### Materials provided ###

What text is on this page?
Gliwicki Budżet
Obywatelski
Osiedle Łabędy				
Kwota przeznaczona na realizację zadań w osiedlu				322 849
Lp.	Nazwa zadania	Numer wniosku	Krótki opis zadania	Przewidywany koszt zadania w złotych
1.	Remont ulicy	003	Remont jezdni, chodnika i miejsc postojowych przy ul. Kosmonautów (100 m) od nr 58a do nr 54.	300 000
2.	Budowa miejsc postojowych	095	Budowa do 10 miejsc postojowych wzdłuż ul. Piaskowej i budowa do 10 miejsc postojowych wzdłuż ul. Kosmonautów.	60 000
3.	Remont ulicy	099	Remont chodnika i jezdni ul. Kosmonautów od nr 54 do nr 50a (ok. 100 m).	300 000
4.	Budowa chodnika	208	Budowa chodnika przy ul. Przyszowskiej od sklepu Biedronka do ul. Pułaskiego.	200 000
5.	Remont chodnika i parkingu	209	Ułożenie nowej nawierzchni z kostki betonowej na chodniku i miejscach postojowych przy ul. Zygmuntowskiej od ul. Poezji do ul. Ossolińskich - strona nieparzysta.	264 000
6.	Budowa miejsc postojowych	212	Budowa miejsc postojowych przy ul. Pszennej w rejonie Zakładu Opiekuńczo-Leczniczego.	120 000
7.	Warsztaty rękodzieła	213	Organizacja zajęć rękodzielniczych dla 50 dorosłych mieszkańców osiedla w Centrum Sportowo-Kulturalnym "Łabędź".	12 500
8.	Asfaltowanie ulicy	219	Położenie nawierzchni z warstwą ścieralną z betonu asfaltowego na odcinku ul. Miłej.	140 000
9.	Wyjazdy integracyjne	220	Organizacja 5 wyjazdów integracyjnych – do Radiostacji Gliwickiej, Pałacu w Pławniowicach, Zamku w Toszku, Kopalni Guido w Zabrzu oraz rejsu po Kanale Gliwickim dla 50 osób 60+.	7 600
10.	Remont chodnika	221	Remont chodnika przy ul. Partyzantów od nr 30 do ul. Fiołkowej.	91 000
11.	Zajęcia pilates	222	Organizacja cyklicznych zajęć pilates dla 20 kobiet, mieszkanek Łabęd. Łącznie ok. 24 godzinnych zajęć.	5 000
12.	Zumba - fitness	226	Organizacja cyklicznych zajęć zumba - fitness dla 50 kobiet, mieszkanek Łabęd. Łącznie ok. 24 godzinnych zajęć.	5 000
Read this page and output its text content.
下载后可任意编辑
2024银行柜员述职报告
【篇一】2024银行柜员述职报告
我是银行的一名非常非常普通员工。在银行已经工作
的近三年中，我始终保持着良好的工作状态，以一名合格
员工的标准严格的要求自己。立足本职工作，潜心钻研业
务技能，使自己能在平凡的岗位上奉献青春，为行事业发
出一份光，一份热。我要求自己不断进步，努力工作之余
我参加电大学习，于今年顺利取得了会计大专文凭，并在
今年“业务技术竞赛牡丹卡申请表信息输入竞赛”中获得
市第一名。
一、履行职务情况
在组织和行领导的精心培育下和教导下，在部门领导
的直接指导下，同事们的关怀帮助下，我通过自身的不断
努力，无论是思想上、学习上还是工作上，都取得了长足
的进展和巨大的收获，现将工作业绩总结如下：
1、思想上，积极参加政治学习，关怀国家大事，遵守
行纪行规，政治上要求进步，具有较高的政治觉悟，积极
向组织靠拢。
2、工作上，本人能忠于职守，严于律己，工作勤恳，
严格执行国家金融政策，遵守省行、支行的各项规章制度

###

▶ [Short exercise] Copy down the material exactly as written.

▶ [Completed exercise]
What text is on this page?
Gliwicki Budżet
Obywatelski
Osiedle Łabędy				
Kwota przeznaczona na realizację zadań w osiedlu				322 849
Lp.	Nazwa zadania	Numer wniosku	Krótki opis zadania	Przewidywany koszt zadania w złotych
1.	Remont ulicy	003	Remont jezdni, chodnika i miejsc postojowych przy ul. Kosmonautów (100 m) od nr 58a do nr 54.	300 000
2.	Budowa miejsc postojowych	095	Budowa do 10 miejsc postojowych wzdłuż ul. Piaskowej i budowa do 10 miejsc postojowych wzdłuż ul. Kosmonautów.	60 000
3.	Remont ulicy	099	Remont chodnika i jezdni ul. Kosmonautów od nr 54 do nr 50a (ok. 100 m).	300 000
4.	Budowa chodnika	208	Budowa chodnika przy ul. Przyszowskiej od sklepu Biedronka do ul. Pułaskiego.	200 000
5.	Remont chodnika i parkingu	209	Ułożenie nowej nawierzchni z kostki betonowej na chodniku i miejscach postojowych przy ul. Zygmuntowskiej od ul. Poezji do ul. Ossolińskich - strona nieparzysta.	264 000
6.	Budowa miejsc postojowych	212	Budowa miejsc postojowych przy ul. Pszennej w rejonie Zakładu Opiekuńczo-Leczniczego.	120 000
7.	Warsztaty rękodzieła	213	Organizacja zajęć rękodzielniczych dla 50 dorosłych mieszkańców osiedla w Centrum Sportowo-Kulturalnym "Łabędź".	12 500
8.	Asfaltowanie ulicy	219	Położenie nawierzchni z warstwą ścieralną z betonu asfaltowego na odcinku ul. Miłej.	140 000
9.	Wyjazdy integracyjne	220	Organizacja 5 wyjazdów integracyjnych – do Radiostacji Gliwickiej, Pałacu w Pławniowicach, Zamku w Toszku, Kopalni Guido w Zabrzu oraz rejsu po Kanale Gliwickim dla 50 osób 60+.	7 600
10.	Remont chodnika	221	Remont chodnika przy ul. Partyzantów od nr 30 do ul. Fiołkowej.	91 000
11.	Zajęcia pilates	222	Organizacja cyklicznych zajęć pilates dla 20 kobiet, mieszkanek Łabęd. Łącznie ok. 24 godzinnych zajęć.	5 000
12.	Zumba - fitness	226	Organizacja cyklicznych zajęć zumba - fitness dla 50 kobiet, mieszkanek Łabęd. Łącznie ok. 24 godzinnych zajęć.	5 000
Read this page and output its text content.
下载后可任意编辑
2024银行柜员述职报告
【篇一】2024银行柜员述职报告
我是银行的一名非常非常普通员工。在银行已经工作
的近三年中，我始终保持着良好的工作状态，以一名合格
员工的标准严格的要求自己。立足本职工作，潜心钻研业
务技能，使自己能在平凡的岗位上奉献青春，为行事业发
出一份光，一份热。我要求自己不断进步，努力工作之余
我参加电大学习，于今年顺利取得了会计大专文凭，并在
今年“业务技术竞赛牡丹卡申请表信息输入竞赛”中获得
市第一名。
一、履行职务情况
在组织和行领导的精心培育下和教导下，在部门领导
的直接指导下，同事们的关怀帮助下，我通过自身的不断
努力，无论是思想上、学习上还是工作上，都取得了长足
的进展和巨大的收获，现将工作业绩总结如下：
1、思想上，积极参加政治学习，关怀国家大事，遵守
行纪行规，政治上要求进步，具有较高的政治觉悟，积极
向组织靠拢。
2、工作上，本人能忠于职守，严于律己，工作勤恳，
严格执行国家金融政策，遵守省行、支行的各项规章制度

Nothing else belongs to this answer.